_Okuma Metni_:

Yanına vardığı herkes onu taşlardı. Bir gün kendi
evladından kör bir şahısla onun (körün) gören oğlu beraberken gören, kör olana:
Şu baban Kabil’dir dedi. Kör olan, yerden bir taş alıp babasına attı ve onu
öldürdü. Körün oğlu: “Babanı öldürdün” deyince kör ona bir tokat attı; onu da
öldürdü. Sonra şöyle hayıflandı: “Yazıklar olsun bana. Babamı taşla, oğlumu
tokatla öldürdüm.”
Mücahid dedi
ki:Kabil ‘in ayaklarından biri oyluğuna ve topuğuna bağlı vaziyette ve yüzü de
güneşe olduğu halde askıya alındı. Güneş
ne tarafta ise yüzü o tarafa döner; yazın etrafında ateşten bir ağıl, kışın
ise; kardan bir ağıl vardır. Yeryüzünde Allah-ü Teala’ya ilk isyan eden
Kabil’dir.
Cehennem’e ilk sevk edilecek olan Kabil’dir. (5) Kıyamet günü: “Kabil nerede?
Nerede haksız yere adam öldürenler? Nerede haset edenler” diye nida olunur.
Hepsi toplanılır ve Kabil önlerinde olduğu halde cehenneme götürülürler
Hadis-i Şerif : Yeryüzünde haksız yere
öldürülen her kişinin kanından Hz Âdem’in ilk çocuğu olan (Kabil)’e nasip vardır.
Açıklama: Çünkü ,öldürme yolunu ilk açan O’dur. Semada ilk
haset eden İblis olduğu gibi; yerde ilk haset eden de, Kabil’dir. O, Ye’cüc ve
Me’cüc’ün de babasıdır. Onlar, Âdemoğlunun en şerli evladıdır, en şerli babadan
dünyaya gelmişlerdir.
Kabil’in evladı; kamış düdükler, davul, kaval...

_Ham Veri_:

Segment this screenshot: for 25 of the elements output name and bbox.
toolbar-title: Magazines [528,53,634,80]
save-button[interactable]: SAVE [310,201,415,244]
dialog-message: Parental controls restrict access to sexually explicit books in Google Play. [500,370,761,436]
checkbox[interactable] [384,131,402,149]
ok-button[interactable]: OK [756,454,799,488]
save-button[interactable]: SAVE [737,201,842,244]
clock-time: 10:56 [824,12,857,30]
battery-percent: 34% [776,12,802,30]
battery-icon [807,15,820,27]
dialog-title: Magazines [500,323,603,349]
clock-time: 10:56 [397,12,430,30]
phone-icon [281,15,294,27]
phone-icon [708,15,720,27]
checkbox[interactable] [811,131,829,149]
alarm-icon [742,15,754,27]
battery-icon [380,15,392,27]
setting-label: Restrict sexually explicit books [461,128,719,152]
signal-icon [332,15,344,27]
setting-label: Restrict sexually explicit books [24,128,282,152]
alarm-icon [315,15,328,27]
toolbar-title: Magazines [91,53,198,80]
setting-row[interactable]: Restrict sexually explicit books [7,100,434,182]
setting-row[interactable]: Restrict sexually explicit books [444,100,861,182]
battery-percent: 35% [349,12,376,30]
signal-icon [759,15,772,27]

==

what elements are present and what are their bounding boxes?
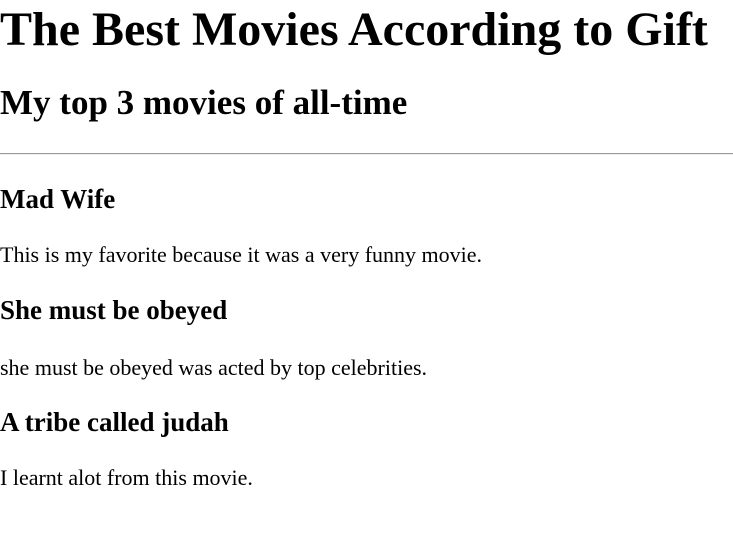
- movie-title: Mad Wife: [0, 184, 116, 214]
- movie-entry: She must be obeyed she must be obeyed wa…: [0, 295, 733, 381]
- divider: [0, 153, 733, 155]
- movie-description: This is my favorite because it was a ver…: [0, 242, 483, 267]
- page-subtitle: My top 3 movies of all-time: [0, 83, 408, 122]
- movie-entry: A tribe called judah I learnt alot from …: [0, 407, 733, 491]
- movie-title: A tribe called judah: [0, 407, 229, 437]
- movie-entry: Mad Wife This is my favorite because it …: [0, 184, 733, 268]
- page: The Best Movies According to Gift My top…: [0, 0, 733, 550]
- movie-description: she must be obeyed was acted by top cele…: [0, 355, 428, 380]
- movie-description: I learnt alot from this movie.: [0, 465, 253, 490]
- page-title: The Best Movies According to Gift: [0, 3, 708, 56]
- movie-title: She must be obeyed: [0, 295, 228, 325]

_Amaç_:
Kabil hakkındaki metne göre semada ilk haset eden kimdir?

_Yazılı Yanıt_:
Semada ilk haset eden İblis'tir.